SET TASK: Locate every line in the records below that contains the word "structure", and copy each one.

Raw records
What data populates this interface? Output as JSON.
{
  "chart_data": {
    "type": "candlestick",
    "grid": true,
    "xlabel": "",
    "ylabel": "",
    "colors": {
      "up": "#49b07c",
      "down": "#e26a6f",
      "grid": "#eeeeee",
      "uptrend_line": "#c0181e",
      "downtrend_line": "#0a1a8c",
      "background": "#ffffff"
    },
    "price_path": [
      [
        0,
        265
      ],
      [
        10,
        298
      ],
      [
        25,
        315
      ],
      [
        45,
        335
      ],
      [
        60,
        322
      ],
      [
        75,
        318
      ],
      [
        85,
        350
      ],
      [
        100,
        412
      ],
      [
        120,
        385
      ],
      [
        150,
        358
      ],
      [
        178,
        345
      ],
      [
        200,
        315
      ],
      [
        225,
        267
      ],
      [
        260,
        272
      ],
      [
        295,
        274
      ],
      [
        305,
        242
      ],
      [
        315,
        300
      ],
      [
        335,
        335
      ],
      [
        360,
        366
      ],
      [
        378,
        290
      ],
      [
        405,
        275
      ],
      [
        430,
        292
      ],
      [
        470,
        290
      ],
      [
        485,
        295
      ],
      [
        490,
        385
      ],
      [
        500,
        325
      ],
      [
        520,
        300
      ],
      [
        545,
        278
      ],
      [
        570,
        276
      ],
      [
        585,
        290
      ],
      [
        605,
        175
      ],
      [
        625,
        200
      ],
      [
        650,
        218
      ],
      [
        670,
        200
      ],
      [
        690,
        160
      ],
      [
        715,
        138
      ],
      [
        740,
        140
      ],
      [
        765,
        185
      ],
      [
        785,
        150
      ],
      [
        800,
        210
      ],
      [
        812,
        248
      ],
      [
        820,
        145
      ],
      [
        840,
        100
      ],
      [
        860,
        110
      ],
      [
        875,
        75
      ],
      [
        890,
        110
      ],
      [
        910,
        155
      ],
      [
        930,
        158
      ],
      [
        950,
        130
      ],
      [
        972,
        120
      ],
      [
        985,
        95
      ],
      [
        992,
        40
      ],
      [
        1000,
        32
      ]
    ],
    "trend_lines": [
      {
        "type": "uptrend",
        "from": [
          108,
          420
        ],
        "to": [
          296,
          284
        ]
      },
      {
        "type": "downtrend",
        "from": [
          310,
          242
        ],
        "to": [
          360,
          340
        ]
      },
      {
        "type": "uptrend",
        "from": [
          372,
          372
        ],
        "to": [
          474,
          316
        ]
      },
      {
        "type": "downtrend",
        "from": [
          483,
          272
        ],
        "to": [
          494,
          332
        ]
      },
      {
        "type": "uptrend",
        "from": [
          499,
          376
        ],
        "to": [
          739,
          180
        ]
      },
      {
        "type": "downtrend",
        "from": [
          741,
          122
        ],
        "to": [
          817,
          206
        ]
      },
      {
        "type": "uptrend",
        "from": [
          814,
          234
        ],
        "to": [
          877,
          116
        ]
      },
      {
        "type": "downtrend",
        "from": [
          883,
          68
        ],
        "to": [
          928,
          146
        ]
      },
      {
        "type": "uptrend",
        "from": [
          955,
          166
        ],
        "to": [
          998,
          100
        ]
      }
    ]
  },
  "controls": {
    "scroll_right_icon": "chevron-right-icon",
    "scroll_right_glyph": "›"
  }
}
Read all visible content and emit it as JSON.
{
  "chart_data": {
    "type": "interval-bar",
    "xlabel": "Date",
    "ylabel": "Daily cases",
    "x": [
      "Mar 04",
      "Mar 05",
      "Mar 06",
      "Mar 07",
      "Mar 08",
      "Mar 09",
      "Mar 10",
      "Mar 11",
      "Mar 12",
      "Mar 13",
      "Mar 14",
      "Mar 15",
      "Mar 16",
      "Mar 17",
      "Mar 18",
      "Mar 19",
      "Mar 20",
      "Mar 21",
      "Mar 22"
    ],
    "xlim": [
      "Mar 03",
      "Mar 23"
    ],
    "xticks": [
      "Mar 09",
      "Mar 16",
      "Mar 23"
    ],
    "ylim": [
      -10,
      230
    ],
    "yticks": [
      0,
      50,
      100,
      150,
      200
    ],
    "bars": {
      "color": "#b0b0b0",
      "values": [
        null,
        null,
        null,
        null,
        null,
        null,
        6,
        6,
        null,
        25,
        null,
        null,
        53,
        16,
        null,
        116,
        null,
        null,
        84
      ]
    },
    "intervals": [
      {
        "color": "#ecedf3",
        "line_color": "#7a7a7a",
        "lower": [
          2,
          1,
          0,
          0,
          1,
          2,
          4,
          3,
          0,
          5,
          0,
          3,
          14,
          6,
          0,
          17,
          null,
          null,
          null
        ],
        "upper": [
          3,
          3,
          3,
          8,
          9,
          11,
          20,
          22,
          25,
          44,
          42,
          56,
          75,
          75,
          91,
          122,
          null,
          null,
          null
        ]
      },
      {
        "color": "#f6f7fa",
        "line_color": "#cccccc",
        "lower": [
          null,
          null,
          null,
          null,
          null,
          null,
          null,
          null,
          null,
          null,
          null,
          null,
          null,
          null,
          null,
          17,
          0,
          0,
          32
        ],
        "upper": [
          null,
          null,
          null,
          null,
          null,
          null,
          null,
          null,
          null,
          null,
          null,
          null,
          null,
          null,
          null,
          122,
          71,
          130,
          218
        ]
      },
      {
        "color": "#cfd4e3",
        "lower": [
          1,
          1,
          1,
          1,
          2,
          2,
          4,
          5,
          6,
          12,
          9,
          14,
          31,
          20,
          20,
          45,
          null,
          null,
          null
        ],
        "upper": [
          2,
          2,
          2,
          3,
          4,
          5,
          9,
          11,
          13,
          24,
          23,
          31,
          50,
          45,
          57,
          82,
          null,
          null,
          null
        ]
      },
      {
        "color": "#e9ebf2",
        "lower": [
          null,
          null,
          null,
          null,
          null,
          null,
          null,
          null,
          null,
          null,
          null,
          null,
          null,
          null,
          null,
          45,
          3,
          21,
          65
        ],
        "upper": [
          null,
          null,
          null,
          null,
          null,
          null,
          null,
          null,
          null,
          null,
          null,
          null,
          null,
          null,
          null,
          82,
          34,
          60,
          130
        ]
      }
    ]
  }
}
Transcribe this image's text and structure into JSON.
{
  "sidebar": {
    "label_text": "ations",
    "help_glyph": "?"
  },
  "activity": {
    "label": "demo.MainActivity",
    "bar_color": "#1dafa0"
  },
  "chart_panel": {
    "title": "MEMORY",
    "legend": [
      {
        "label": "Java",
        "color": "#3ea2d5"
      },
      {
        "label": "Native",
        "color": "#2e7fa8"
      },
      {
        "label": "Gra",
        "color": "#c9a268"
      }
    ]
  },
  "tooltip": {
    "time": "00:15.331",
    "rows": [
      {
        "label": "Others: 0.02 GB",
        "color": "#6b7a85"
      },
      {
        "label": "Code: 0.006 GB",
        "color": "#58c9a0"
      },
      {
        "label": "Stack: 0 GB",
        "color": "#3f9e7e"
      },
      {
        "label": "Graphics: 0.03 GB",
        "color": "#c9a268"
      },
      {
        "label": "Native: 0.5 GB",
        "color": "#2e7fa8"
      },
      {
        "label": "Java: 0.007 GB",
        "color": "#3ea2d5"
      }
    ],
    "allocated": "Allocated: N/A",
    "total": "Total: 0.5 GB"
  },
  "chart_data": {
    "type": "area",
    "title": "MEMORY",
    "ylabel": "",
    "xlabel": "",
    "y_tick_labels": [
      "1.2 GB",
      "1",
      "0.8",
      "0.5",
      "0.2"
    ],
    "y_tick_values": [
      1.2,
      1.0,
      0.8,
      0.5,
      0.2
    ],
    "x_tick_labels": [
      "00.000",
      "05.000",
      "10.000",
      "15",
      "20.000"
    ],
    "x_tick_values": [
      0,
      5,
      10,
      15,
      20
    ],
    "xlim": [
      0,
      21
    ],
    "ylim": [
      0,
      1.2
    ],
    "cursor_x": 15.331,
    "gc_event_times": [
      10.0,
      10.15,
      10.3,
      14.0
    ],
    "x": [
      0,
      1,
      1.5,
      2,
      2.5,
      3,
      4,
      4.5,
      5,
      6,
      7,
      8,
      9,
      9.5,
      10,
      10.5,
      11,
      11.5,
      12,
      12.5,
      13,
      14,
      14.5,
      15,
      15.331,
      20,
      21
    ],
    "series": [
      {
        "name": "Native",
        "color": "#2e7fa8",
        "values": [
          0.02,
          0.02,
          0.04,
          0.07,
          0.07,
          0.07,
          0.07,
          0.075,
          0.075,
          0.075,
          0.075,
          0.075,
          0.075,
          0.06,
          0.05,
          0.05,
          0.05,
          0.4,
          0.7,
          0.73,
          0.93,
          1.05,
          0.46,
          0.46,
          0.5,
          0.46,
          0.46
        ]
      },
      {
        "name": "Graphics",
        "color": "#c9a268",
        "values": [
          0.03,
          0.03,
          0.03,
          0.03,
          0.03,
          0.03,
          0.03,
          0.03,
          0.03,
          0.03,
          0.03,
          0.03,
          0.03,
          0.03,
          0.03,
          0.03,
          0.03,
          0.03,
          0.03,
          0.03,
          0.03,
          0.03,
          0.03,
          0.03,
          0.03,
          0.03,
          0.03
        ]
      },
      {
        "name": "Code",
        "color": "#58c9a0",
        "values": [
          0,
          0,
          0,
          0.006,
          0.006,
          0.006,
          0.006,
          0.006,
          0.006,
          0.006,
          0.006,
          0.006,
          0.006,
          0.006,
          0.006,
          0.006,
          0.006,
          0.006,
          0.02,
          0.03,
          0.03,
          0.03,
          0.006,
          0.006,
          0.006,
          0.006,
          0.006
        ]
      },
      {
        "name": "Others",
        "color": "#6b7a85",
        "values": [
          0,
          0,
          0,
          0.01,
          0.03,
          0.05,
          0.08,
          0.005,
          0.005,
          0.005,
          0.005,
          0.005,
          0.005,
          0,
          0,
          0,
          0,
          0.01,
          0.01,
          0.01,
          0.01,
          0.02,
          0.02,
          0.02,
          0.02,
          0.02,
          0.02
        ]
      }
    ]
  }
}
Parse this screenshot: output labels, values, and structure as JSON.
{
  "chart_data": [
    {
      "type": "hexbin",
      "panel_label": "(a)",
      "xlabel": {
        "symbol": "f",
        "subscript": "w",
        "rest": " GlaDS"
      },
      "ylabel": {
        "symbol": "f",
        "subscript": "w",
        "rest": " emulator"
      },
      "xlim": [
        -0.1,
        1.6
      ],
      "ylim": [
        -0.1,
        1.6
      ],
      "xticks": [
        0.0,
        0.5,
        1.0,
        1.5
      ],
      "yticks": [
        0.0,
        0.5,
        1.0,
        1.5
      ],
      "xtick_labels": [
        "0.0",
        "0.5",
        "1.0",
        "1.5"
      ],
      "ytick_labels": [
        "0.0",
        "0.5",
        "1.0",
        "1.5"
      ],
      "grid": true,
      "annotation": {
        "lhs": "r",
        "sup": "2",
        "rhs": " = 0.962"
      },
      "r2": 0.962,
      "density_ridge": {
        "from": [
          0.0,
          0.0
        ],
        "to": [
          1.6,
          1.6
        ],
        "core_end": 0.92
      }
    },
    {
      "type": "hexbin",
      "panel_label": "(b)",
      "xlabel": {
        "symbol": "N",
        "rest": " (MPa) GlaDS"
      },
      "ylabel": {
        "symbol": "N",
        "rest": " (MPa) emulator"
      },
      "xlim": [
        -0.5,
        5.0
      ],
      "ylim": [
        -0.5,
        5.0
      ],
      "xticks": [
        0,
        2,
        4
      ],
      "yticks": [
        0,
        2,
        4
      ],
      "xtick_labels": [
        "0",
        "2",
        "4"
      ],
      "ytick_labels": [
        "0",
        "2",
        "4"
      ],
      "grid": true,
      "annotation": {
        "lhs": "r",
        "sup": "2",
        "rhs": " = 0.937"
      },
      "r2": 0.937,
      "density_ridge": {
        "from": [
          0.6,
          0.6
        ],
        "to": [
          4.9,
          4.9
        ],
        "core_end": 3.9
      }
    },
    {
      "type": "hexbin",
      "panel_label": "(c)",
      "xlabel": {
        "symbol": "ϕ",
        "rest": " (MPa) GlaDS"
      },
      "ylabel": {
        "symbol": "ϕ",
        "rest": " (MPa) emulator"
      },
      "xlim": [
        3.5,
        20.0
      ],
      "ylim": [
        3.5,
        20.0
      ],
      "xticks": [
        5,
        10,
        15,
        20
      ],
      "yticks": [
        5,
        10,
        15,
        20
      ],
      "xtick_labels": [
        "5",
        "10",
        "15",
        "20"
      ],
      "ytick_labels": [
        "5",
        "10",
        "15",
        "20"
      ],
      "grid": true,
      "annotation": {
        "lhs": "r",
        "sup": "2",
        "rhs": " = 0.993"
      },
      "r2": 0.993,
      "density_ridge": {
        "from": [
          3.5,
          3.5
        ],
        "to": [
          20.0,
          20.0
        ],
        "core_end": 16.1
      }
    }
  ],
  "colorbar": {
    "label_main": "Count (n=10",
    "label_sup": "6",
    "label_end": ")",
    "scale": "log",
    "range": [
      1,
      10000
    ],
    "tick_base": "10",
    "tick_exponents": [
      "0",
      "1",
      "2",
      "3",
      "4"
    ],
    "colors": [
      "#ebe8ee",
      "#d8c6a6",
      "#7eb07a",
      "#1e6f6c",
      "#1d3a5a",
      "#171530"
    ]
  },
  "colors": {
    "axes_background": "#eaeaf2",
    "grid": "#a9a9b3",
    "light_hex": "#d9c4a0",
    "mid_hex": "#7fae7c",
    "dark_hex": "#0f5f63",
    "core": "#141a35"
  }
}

SOLUTION:
Transcribe this image's text and structure into JSON.
Parse this screenshot: output labels, values, and structure as JSON.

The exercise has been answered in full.